Aim of the exercise: Select all lines with the string "втягивается" in them, and copy those lines.
-- Start Supplied records --
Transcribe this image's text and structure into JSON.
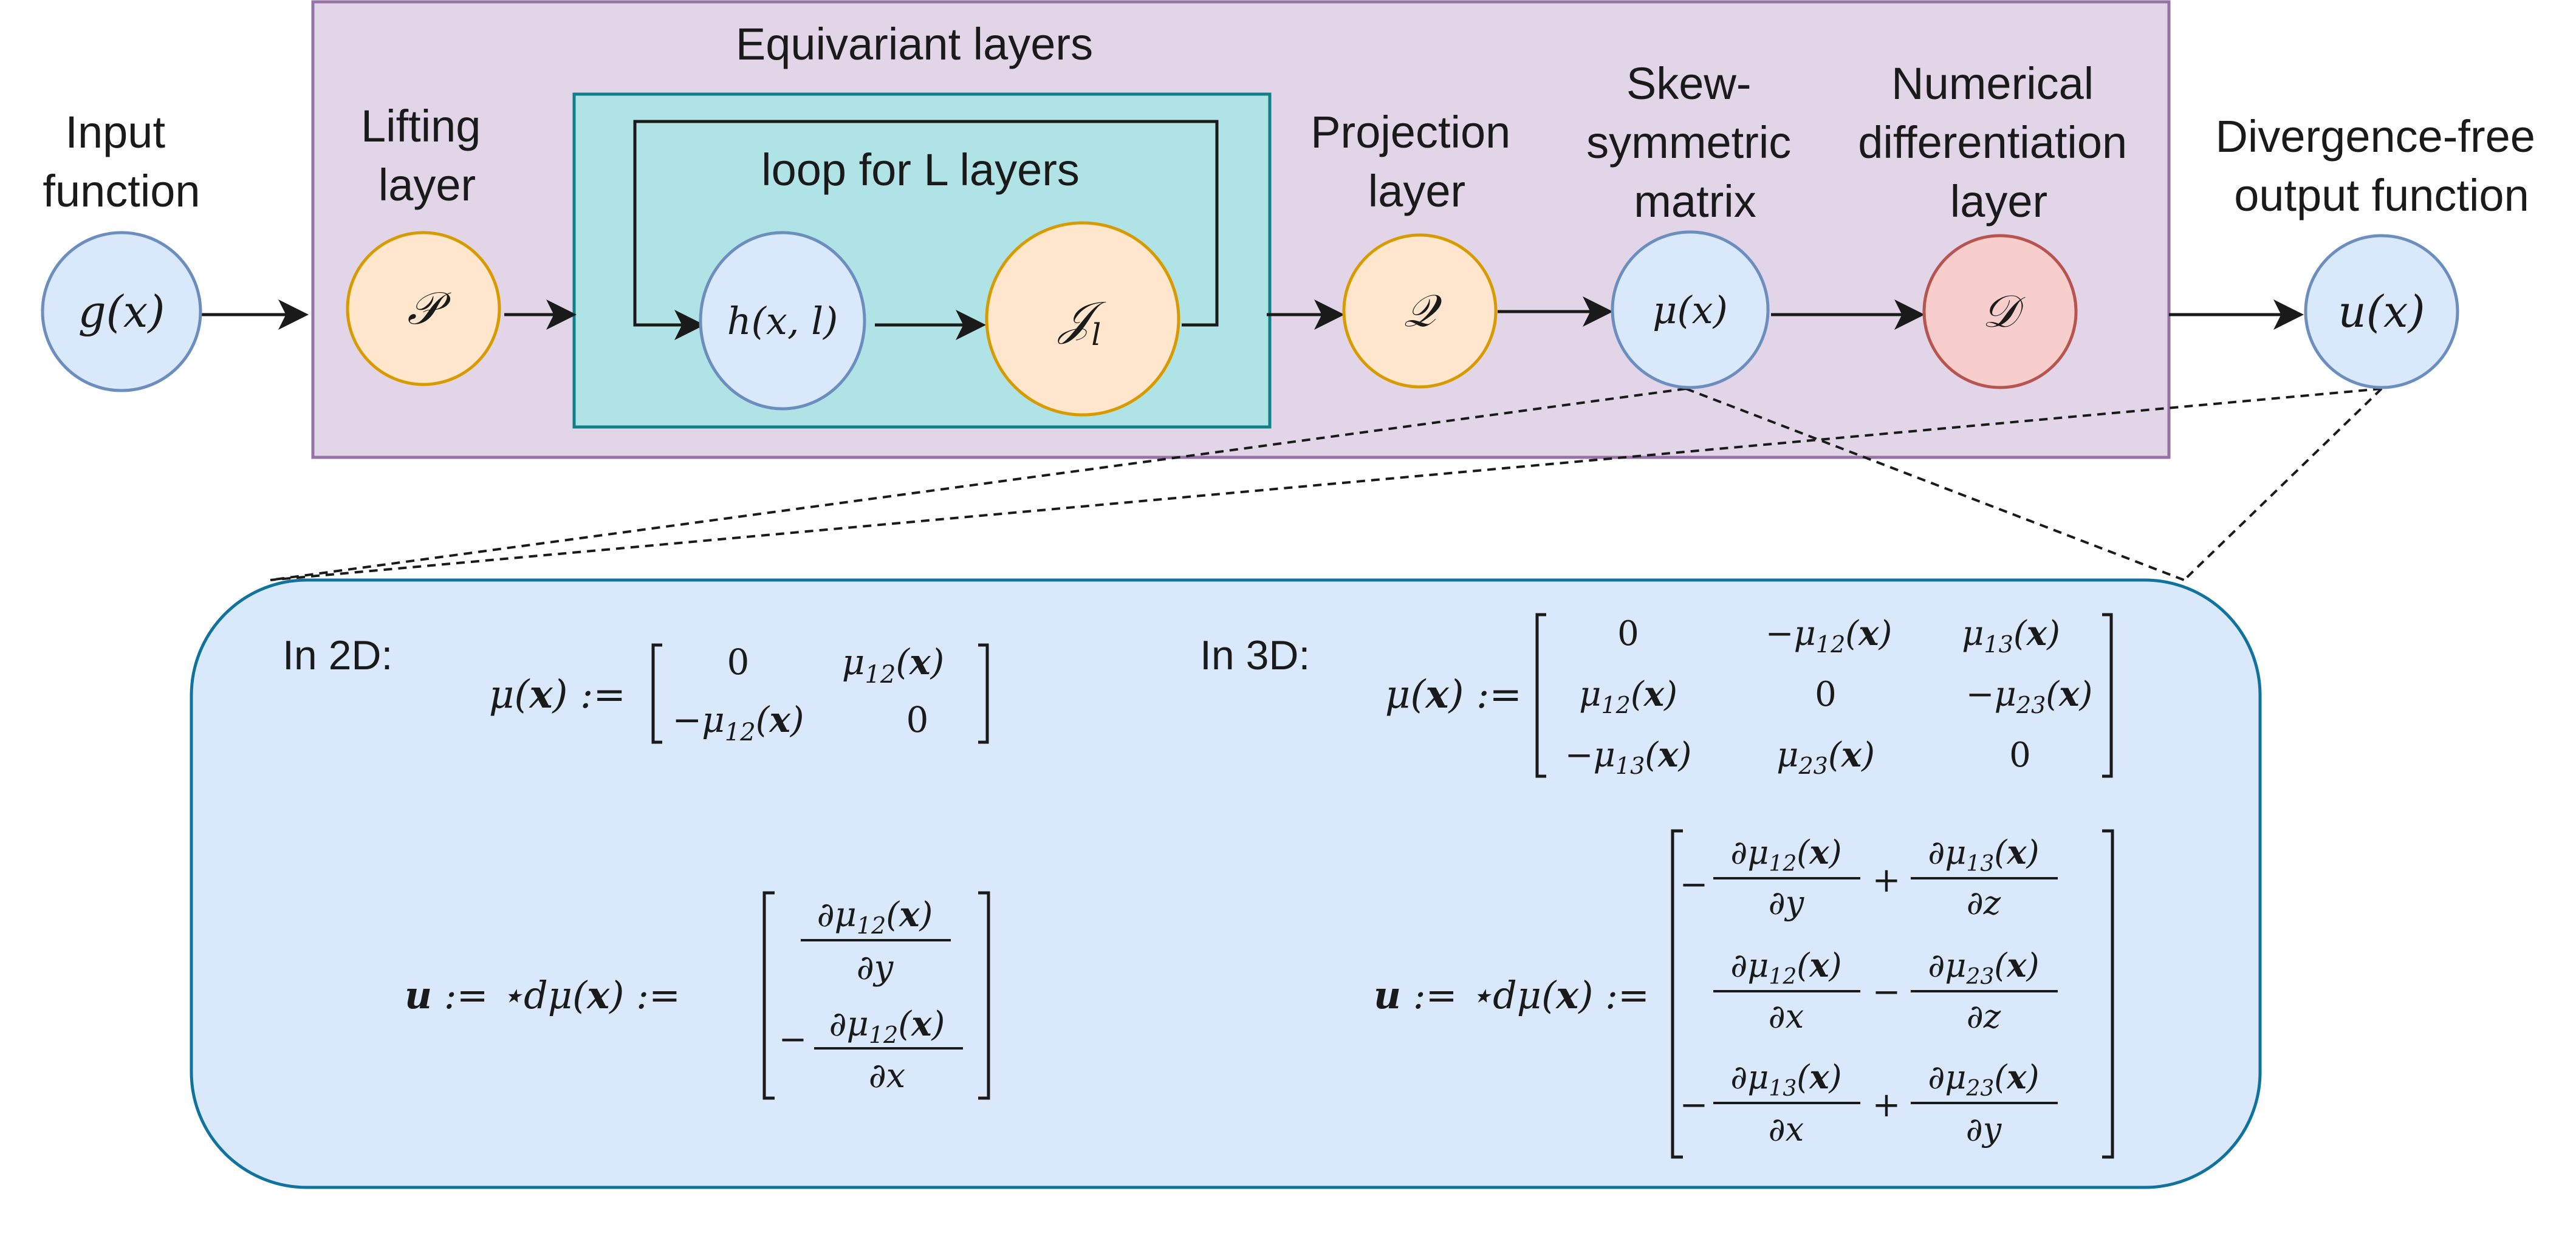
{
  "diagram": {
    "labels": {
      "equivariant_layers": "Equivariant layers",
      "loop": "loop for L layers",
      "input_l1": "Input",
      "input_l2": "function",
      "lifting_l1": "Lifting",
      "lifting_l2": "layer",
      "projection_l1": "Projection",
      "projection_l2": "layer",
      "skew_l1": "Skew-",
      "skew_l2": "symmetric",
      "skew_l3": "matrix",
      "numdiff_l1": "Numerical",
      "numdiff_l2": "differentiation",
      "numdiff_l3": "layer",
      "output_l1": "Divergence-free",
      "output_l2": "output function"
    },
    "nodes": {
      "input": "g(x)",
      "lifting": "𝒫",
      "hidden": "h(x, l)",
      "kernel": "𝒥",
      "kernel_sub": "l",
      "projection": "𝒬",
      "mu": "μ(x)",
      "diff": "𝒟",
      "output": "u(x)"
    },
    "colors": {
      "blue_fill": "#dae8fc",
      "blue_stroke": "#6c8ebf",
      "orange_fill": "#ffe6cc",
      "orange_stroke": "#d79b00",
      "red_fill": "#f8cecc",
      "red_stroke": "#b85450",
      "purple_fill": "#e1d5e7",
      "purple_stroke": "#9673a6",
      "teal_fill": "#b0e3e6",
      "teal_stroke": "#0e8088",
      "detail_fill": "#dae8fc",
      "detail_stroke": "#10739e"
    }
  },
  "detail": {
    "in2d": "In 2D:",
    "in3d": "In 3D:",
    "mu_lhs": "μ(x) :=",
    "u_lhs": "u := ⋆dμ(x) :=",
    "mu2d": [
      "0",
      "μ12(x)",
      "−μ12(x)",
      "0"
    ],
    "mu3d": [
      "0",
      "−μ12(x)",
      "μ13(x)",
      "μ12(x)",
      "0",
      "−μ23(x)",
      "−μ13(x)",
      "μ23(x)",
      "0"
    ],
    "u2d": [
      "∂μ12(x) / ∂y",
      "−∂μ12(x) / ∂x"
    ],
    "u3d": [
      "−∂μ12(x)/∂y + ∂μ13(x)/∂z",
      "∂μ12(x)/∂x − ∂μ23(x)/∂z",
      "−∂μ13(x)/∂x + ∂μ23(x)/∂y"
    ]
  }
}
-- End Supplied records --
-- Start Supplied records --
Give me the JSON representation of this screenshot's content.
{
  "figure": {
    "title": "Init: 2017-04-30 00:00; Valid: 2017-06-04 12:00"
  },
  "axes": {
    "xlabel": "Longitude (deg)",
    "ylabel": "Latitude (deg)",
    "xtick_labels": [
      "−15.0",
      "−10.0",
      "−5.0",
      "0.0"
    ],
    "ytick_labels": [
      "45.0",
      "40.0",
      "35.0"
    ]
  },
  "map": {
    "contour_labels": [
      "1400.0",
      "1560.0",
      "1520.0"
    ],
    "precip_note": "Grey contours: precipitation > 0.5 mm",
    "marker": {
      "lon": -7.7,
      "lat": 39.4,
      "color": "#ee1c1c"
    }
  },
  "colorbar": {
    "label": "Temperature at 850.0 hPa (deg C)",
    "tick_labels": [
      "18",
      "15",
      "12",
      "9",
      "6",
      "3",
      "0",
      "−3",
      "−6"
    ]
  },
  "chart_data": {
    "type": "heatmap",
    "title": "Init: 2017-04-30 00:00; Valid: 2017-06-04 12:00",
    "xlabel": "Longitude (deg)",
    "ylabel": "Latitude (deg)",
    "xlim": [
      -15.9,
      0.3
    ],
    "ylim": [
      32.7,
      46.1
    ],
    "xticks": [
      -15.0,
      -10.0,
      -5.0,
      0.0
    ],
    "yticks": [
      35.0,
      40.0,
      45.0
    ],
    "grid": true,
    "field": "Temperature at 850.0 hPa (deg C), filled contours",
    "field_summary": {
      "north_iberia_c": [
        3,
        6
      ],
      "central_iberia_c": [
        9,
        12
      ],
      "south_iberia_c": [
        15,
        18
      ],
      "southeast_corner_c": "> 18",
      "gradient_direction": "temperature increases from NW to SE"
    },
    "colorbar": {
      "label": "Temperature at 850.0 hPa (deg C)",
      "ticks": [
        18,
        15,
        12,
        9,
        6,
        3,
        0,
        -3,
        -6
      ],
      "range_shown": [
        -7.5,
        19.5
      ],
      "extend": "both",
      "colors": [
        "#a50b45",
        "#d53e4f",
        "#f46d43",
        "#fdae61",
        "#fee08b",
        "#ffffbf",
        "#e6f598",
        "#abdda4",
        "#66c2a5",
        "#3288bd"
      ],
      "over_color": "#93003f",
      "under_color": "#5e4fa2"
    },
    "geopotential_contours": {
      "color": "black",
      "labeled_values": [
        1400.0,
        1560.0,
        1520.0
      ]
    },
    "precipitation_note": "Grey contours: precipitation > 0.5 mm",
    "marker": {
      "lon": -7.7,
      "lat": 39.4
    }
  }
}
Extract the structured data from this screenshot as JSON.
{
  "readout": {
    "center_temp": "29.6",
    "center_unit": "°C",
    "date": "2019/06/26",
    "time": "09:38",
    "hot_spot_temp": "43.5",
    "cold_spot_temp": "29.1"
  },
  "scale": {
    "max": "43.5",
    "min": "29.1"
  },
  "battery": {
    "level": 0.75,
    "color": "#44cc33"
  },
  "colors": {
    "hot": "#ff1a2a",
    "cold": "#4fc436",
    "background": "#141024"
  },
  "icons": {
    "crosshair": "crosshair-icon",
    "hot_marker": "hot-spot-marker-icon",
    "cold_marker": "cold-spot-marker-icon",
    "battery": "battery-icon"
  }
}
-- End Supplied records --
-- Start Supplied records --
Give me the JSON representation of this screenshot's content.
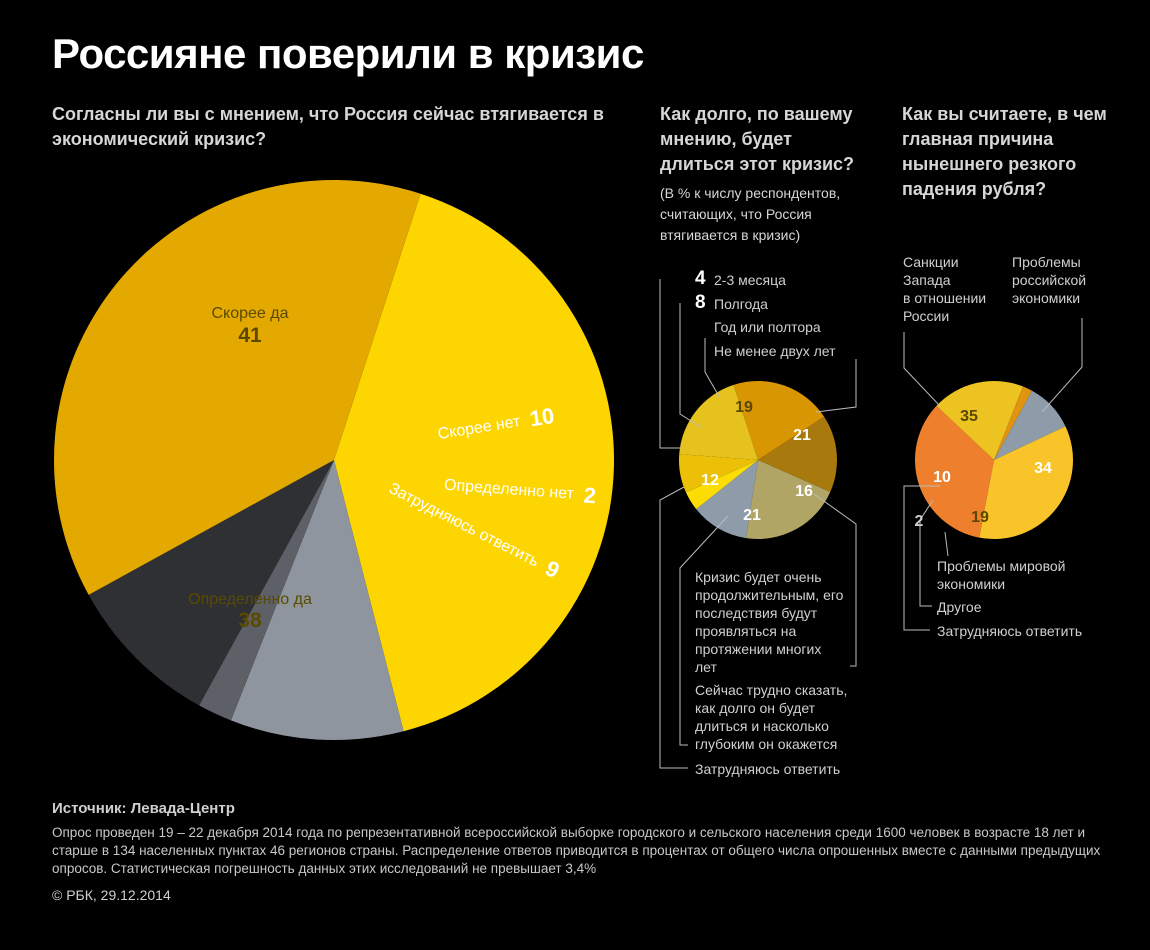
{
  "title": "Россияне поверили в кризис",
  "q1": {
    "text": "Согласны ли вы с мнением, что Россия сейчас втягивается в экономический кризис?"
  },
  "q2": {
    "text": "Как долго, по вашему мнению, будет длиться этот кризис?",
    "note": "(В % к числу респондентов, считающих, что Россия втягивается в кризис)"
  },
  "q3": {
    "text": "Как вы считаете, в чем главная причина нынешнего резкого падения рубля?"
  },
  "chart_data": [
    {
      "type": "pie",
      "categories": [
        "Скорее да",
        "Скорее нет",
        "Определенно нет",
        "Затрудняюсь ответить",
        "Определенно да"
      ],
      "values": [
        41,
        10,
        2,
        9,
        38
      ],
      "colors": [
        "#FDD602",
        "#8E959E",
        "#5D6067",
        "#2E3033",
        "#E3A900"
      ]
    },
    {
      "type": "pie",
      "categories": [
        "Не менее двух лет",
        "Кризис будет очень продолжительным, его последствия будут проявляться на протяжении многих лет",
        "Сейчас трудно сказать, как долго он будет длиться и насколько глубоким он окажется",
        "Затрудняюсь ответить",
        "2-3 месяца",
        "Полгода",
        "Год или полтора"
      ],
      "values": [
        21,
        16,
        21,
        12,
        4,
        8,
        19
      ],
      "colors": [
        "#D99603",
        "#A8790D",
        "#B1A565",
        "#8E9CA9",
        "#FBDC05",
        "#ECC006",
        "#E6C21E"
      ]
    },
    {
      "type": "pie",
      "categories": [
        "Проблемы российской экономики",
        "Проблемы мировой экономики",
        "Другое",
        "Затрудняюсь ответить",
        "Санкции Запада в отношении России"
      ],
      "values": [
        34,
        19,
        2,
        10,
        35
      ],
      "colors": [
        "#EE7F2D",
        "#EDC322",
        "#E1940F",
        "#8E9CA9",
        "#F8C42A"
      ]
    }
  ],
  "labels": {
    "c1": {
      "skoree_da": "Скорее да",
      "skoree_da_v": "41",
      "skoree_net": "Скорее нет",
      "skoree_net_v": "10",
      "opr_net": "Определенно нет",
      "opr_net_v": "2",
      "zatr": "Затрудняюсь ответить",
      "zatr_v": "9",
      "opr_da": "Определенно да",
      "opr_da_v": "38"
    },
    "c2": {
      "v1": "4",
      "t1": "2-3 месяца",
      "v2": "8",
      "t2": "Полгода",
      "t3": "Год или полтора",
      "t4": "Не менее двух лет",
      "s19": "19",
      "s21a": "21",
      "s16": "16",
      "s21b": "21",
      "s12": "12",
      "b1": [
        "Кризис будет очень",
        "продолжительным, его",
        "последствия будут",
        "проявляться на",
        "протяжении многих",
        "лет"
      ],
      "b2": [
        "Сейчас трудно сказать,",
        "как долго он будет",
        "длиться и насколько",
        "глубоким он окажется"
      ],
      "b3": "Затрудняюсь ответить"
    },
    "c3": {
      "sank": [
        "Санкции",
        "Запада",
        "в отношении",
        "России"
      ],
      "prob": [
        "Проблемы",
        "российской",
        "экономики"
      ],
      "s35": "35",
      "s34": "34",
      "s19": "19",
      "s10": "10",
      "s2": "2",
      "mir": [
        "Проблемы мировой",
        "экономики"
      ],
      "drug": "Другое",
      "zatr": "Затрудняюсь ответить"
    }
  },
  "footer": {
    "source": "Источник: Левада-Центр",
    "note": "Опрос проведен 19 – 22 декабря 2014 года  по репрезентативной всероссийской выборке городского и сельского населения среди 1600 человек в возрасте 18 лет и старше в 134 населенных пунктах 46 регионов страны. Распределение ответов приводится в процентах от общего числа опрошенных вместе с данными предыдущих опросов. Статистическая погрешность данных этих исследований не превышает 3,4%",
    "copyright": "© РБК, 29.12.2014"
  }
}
-- End Supplied records --
Solution for this task:
    "text": "Согласны ли вы с мнением, что Россия сейчас втягивается в экономический кризис?"
    "note": "(В % к числу респондентов, считающих, что Россия втягивается в кризис)"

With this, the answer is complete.